» Work instructions: Make an exact copy of the records, with the images left out.

» Data entries:
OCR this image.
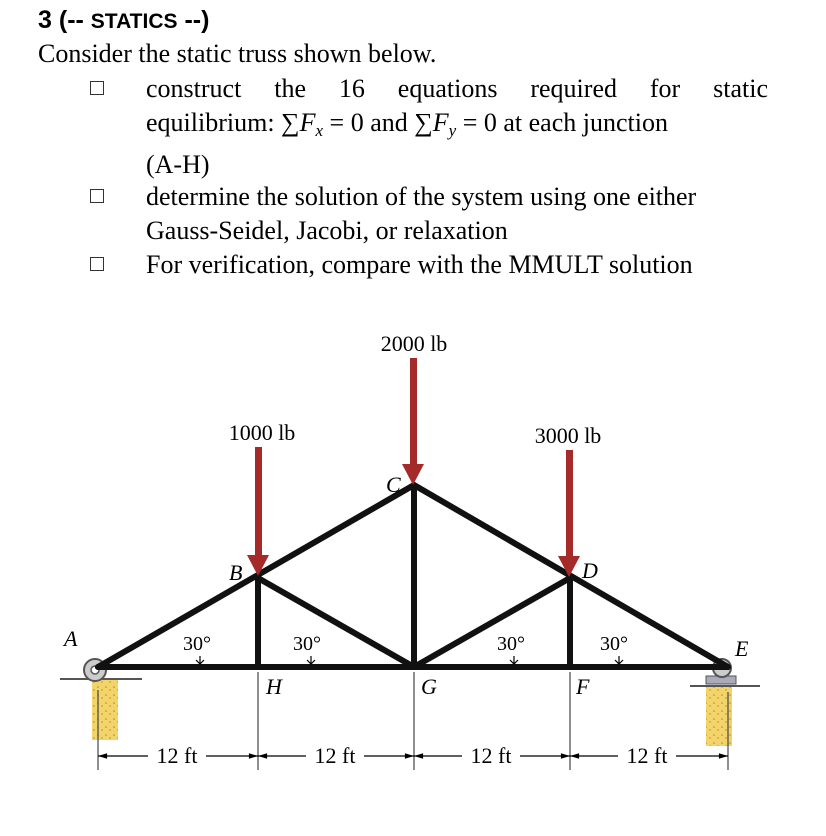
3 (-- STATICS --)
Consider the static truss shown below.
construct the 16 equations required for static
equilibrium: $\sum F_x = 0$ and $\sum F_y = 0$ at each junction
(A-H)
determine the solution of the system using one either
Gauss-Seidel, Jacobi, or relaxation
For verification, compare with the MMULT solution
1000 lb
2000 lb
3000 lb
A
B
C
D
E
F
G
H
30°	30°	30°	30°
12 ft	12 ft	12 ft	12 ft
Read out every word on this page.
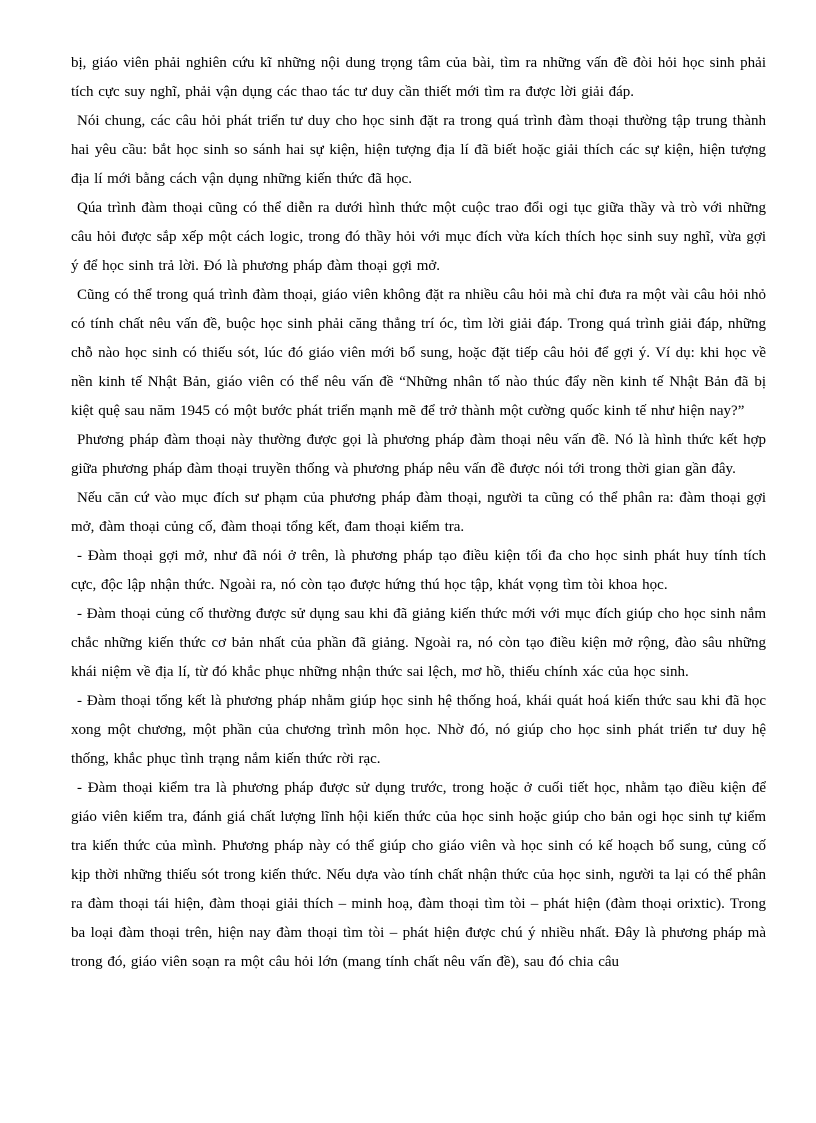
bị, giáo viên phải nghiên cứu kĩ những nội dung trọng tâm của bài, tìm ra những vấn đề đòi hỏi học sinh phải tích cực suy nghĩ, phải vận dụng các thao tác tư duy cần thiết mới tìm ra được lời giải đáp.

Nói chung, các câu hỏi phát triển tư duy cho học sinh đặt ra trong quá trình đàm thoại thường tập trung thành hai yêu cầu: bắt học sinh so sánh hai sự kiện, hiện tượng địa lí đã biết hoặc giải thích các sự kiện, hiện tượng địa lí mới bằng cách vận dụng những kiến thức đã học.

Qúa trình đàm thoại cũng có thể diễn ra dưới hình thức một cuộc trao đổi ogi tục giữa thầy và trò với những câu hỏi được sắp xếp một cách logic, trong đó thầy hỏi với mục đích vừa kích thích học sinh suy nghĩ, vừa gợi ý để học sinh trả lời. Đó là phương pháp đàm thoại gợi mở.

Cũng có thể trong quá trình đàm thoại, giáo viên không đặt ra nhiều câu hỏi mà chỉ đưa ra một vài câu hỏi nhỏ có tính chất nêu vấn đề, buộc học sinh phải căng thẳng trí óc, tìm lời giải đáp. Trong quá trình giải đáp, những chỗ nào học sinh có thiếu sót, lúc đó giáo viên mới bổ sung, hoặc đặt tiếp câu hỏi để gợi ý. Ví dụ: khi học về nền kinh tế Nhật Bản, giáo viên có thể nêu vấn đề “Những nhân tố nào thúc đẩy nền kinh tế Nhật Bản đã bị kiệt quệ sau năm 1945 có một bước phát triển mạnh mẽ để trở thành một cường quốc kinh tế như hiện nay?”

Phương pháp đàm thoại này thường được gọi là phương pháp đàm thoại nêu vấn đề. Nó là hình thức kết hợp giữa phương pháp đàm thoại truyền thống và phương pháp nêu vấn đề được nói tới trong thời gian gần đây.

Nếu căn cứ vào mục đích sư phạm của phương pháp đàm thoại, người ta cũng có thể phân ra: đàm thoại gợi mở, đàm thoại củng cố, đàm thoại tổng kết, đam thoại kiểm tra.

- Đàm thoại gợi mở, như đã nói ở trên, là phương pháp tạo điều kiện tối đa cho học sinh phát huy tính tích cực, độc lập nhận thức. Ngoài ra, nó còn tạo được hứng thú học tập, khát vọng tìm tòi khoa học.

- Đàm thoại củng cố thường được sử dụng sau khi đã giảng kiến thức mới với mục đích giúp cho học sinh nắm chắc những kiến thức cơ bản nhất của phần đã giảng. Ngoài ra, nó còn tạo điều kiện mở rộng, đào sâu những khái niệm về địa lí, từ đó khắc phục những nhận thức sai lệch, mơ hồ, thiếu chính xác của học sinh.

- Đàm thoại tổng kết là phương pháp nhằm giúp học sinh hệ thống hoá, khái quát hoá kiến thức sau khi đã học xong một chương, một phần của chương trình môn học. Nhờ đó, nó giúp cho học sinh phát triển tư duy hệ thống, khắc phục tình trạng nắm kiến thức rời rạc.

- Đàm thoại kiểm tra là phương pháp được sử dụng trước, trong hoặc ở cuối tiết học, nhằm tạo điều kiện để giáo viên kiểm tra, đánh giá chất lượng lĩnh hội kiến thức của học sinh hoặc giúp cho bản ogi học sinh tự kiểm tra kiến thức của mình. Phương pháp này có thể giúp cho giáo viên và học sinh có kế hoạch bổ sung, củng cố kịp thời những thiếu sót trong kiến thức. Nếu dựa vào tính chất nhận thức của học sinh, người ta lại có thể phân ra đàm thoại tái hiện, đàm thoại giải thích – minh hoạ, đàm thoại tìm tòi – phát hiện (đàm thoại orixtic). Trong ba loại đàm thoại trên, hiện nay đàm thoại tìm tòi – phát hiện được chú ý nhiều nhất. Đây là phương pháp mà trong đó, giáo viên soạn ra một câu hỏi lớn (mang tính chất nêu vấn đề), sau đó chia câu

» The solution:
OCR this image.
3 (-- STATICS --)
Consider the static truss shown below.
construct the 16 equations required for static
equilibrium: $\sum F_x = 0$ and $\sum F_y = 0$ at each junction
(A-H)
determine the solution of the system using one either
Gauss-Seidel, Jacobi, or relaxation
For verification, compare with the MMULT solution
1000 lb
2000 lb
3000 lb
A
B
C
D
E
F
G
H
30°	30°	30°	30°
12 ft	12 ft	12 ft	12 ft
Read out every word on this page.
bị, giáo viên phải nghiên cứu kĩ những nội dung trọng tâm của bài, tìm ra những vấn đề đòi hỏi học sinh phải tích cực suy nghĩ, phải vận dụng các thao tác tư duy cần thiết mới tìm ra được lời giải đáp.

Nói chung, các câu hỏi phát triển tư duy cho học sinh đặt ra trong quá trình đàm thoại thường tập trung thành hai yêu cầu: bắt học sinh so sánh hai sự kiện, hiện tượng địa lí đã biết hoặc giải thích các sự kiện, hiện tượng địa lí mới bằng cách vận dụng những kiến thức đã học.

Qúa trình đàm thoại cũng có thể diễn ra dưới hình thức một cuộc trao đổi ogi tục giữa thầy và trò với những câu hỏi được sắp xếp một cách logic, trong đó thầy hỏi với mục đích vừa kích thích học sinh suy nghĩ, vừa gợi ý để học sinh trả lời. Đó là phương pháp đàm thoại gợi mở.

Cũng có thể trong quá trình đàm thoại, giáo viên không đặt ra nhiều câu hỏi mà chỉ đưa ra một vài câu hỏi nhỏ có tính chất nêu vấn đề, buộc học sinh phải căng thẳng trí óc, tìm lời giải đáp. Trong quá trình giải đáp, những chỗ nào học sinh có thiếu sót, lúc đó giáo viên mới bổ sung, hoặc đặt tiếp câu hỏi để gợi ý. Ví dụ: khi học về nền kinh tế Nhật Bản, giáo viên có thể nêu vấn đề “Những nhân tố nào thúc đẩy nền kinh tế Nhật Bản đã bị kiệt quệ sau năm 1945 có một bước phát triển mạnh mẽ để trở thành một cường quốc kinh tế như hiện nay?”

Phương pháp đàm thoại này thường được gọi là phương pháp đàm thoại nêu vấn đề. Nó là hình thức kết hợp giữa phương pháp đàm thoại truyền thống và phương pháp nêu vấn đề được nói tới trong thời gian gần đây.

Nếu căn cứ vào mục đích sư phạm của phương pháp đàm thoại, người ta cũng có thể phân ra: đàm thoại gợi mở, đàm thoại củng cố, đàm thoại tổng kết, đam thoại kiểm tra.

- Đàm thoại gợi mở, như đã nói ở trên, là phương pháp tạo điều kiện tối đa cho học sinh phát huy tính tích cực, độc lập nhận thức. Ngoài ra, nó còn tạo được hứng thú học tập, khát vọng tìm tòi khoa học.

- Đàm thoại củng cố thường được sử dụng sau khi đã giảng kiến thức mới với mục đích giúp cho học sinh nắm chắc những kiến thức cơ bản nhất của phần đã giảng. Ngoài ra, nó còn tạo điều kiện mở rộng, đào sâu những khái niệm về địa lí, từ đó khắc phục những nhận thức sai lệch, mơ hồ, thiếu chính xác của học sinh.

- Đàm thoại tổng kết là phương pháp nhằm giúp học sinh hệ thống hoá, khái quát hoá kiến thức sau khi đã học xong một chương, một phần của chương trình môn học. Nhờ đó, nó giúp cho học sinh phát triển tư duy hệ thống, khắc phục tình trạng nắm kiến thức rời rạc.

- Đàm thoại kiểm tra là phương pháp được sử dụng trước, trong hoặc ở cuối tiết học, nhằm tạo điều kiện để giáo viên kiểm tra, đánh giá chất lượng lĩnh hội kiến thức của học sinh hoặc giúp cho bản ogi học sinh tự kiểm tra kiến thức của mình. Phương pháp này có thể giúp cho giáo viên và học sinh có kế hoạch bổ sung, củng cố kịp thời những thiếu sót trong kiến thức. Nếu dựa vào tính chất nhận thức của học sinh, người ta lại có thể phân ra đàm thoại tái hiện, đàm thoại giải thích – minh hoạ, đàm thoại tìm tòi – phát hiện (đàm thoại orixtic). Trong ba loại đàm thoại trên, hiện nay đàm thoại tìm tòi – phát hiện được chú ý nhiều nhất. Đây là phương pháp mà trong đó, giáo viên soạn ra một câu hỏi lớn (mang tính chất nêu vấn đề), sau đó chia câu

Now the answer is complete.